◆ PROBLEM: Scan the records and identify every line in which the string "object" occurs, then return those lines.

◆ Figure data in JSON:
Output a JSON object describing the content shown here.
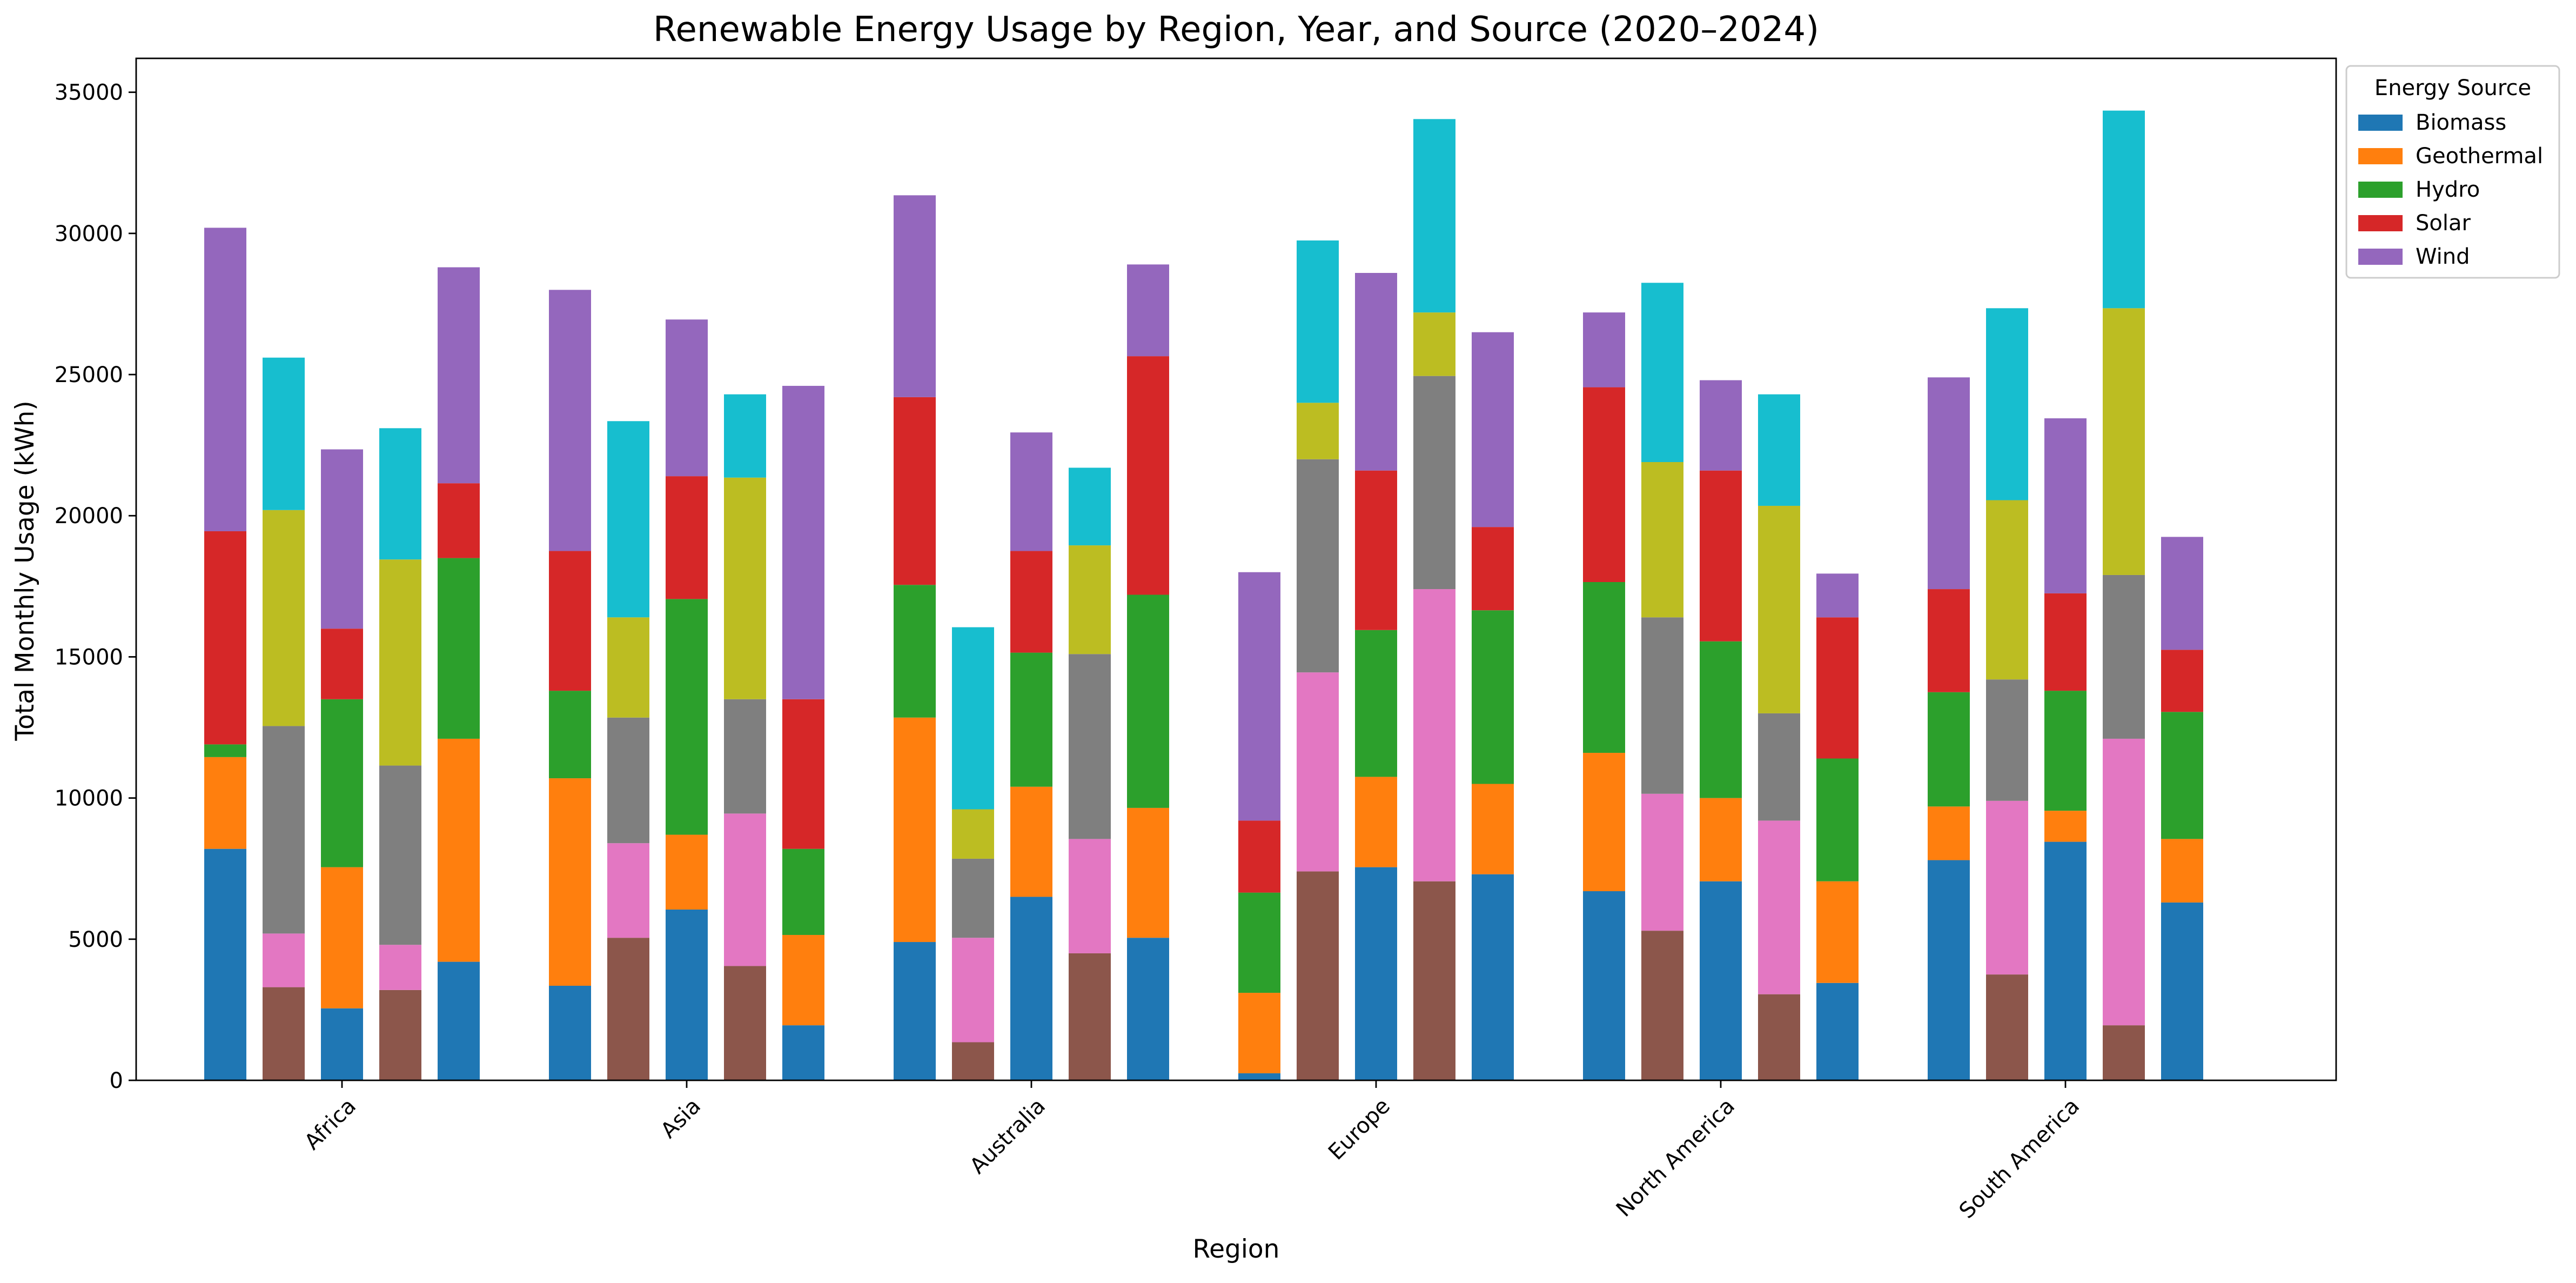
{
  "chart_data": {
    "type": "bar",
    "stacked": true,
    "title": "Renewable Energy Usage by Region, Year, and Source (2020–2024)",
    "xlabel": "Region",
    "ylabel": "Total Monthly Usage (kWh)",
    "ylim": [
      0,
      36200
    ],
    "y_ticks": [
      0,
      5000,
      10000,
      15000,
      20000,
      25000,
      30000,
      35000
    ],
    "grid": false,
    "categories": [
      "Africa",
      "Asia",
      "Australia",
      "Europe",
      "North America",
      "South America"
    ],
    "bars_per_category": 5,
    "legend": {
      "title": "Energy Source",
      "placement": "outside-top-right",
      "entries": [
        "Biomass",
        "Geothermal",
        "Hydro",
        "Solar",
        "Wind"
      ]
    },
    "colors": {
      "Biomass": "#1f77b4",
      "Geothermal": "#ff7f0e",
      "Hydro": "#2ca02c",
      "Solar": "#d62728",
      "Wind": "#9467bd",
      "brown": "#8c564b",
      "pink": "#e377c2",
      "gray": "#7f7f7f",
      "olive": "#bcbd22",
      "cyan": "#17becf"
    },
    "bar_color_cycle": [
      [
        "#1f77b4",
        "#ff7f0e",
        "#2ca02c",
        "#d62728",
        "#9467bd"
      ],
      [
        "#8c564b",
        "#e377c2",
        "#7f7f7f",
        "#bcbd22",
        "#17becf"
      ]
    ],
    "series": [
      {
        "name": "Biomass",
        "values": [
          [
            8200,
            3300,
            2550,
            3200,
            4200
          ],
          [
            3350,
            5050,
            6050,
            4050,
            1950
          ],
          [
            4900,
            1350,
            6500,
            4500,
            5050
          ],
          [
            250,
            7400,
            7550,
            7050,
            7300
          ],
          [
            6700,
            5300,
            7050,
            3050,
            3450
          ],
          [
            7800,
            3750,
            8450,
            1950,
            6300
          ]
        ]
      },
      {
        "name": "Geothermal",
        "values": [
          [
            3250,
            1900,
            5000,
            1600,
            7900
          ],
          [
            7350,
            3350,
            2650,
            5400,
            3200
          ],
          [
            7950,
            3700,
            3900,
            4050,
            4600
          ],
          [
            2850,
            7050,
            3200,
            10350,
            3200
          ],
          [
            4900,
            4850,
            2950,
            6150,
            3600
          ],
          [
            1900,
            6150,
            1100,
            10150,
            2250
          ]
        ]
      },
      {
        "name": "Hydro",
        "values": [
          [
            450,
            7350,
            5950,
            6350,
            6400
          ],
          [
            3100,
            4450,
            8350,
            4050,
            3050
          ],
          [
            4700,
            2800,
            4750,
            6550,
            7550
          ],
          [
            3550,
            7550,
            5200,
            7550,
            6150
          ],
          [
            6050,
            6250,
            5550,
            3800,
            4350
          ],
          [
            4050,
            4300,
            4250,
            5800,
            4500
          ]
        ]
      },
      {
        "name": "Solar",
        "values": [
          [
            7550,
            7650,
            2500,
            7300,
            2650
          ],
          [
            4950,
            3550,
            4350,
            7850,
            5300
          ],
          [
            6650,
            1750,
            3600,
            3850,
            8450
          ],
          [
            2550,
            2000,
            5650,
            2250,
            2950
          ],
          [
            6900,
            5500,
            6050,
            7350,
            5000
          ],
          [
            3650,
            6350,
            3450,
            9450,
            2200
          ]
        ]
      },
      {
        "name": "Wind",
        "values": [
          [
            10750,
            5400,
            6350,
            4650,
            7650
          ],
          [
            9250,
            6950,
            5550,
            2950,
            11100
          ],
          [
            7150,
            6450,
            4200,
            2750,
            3250
          ],
          [
            8800,
            5750,
            7000,
            6850,
            6900
          ],
          [
            2650,
            6350,
            3200,
            3950,
            1550
          ],
          [
            7500,
            6800,
            6200,
            7000,
            4000
          ]
        ]
      }
    ]
  }
}
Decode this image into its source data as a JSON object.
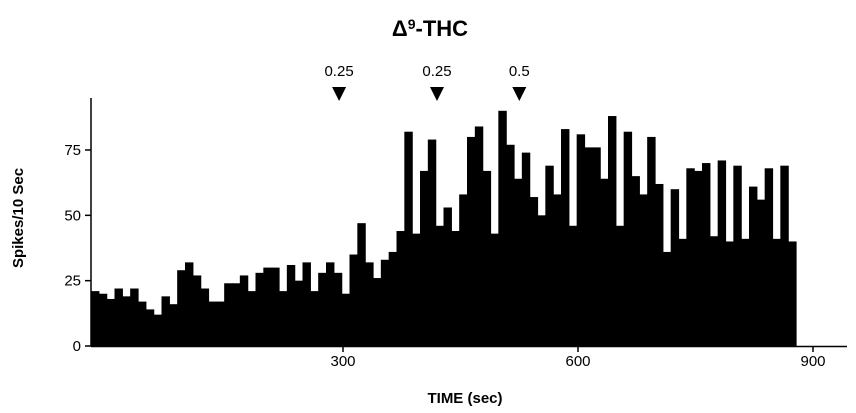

◆ WRITTEN SOLUTION:
Output a JSON object describing the content shown here.
Decode this image into its source data as a JSON object.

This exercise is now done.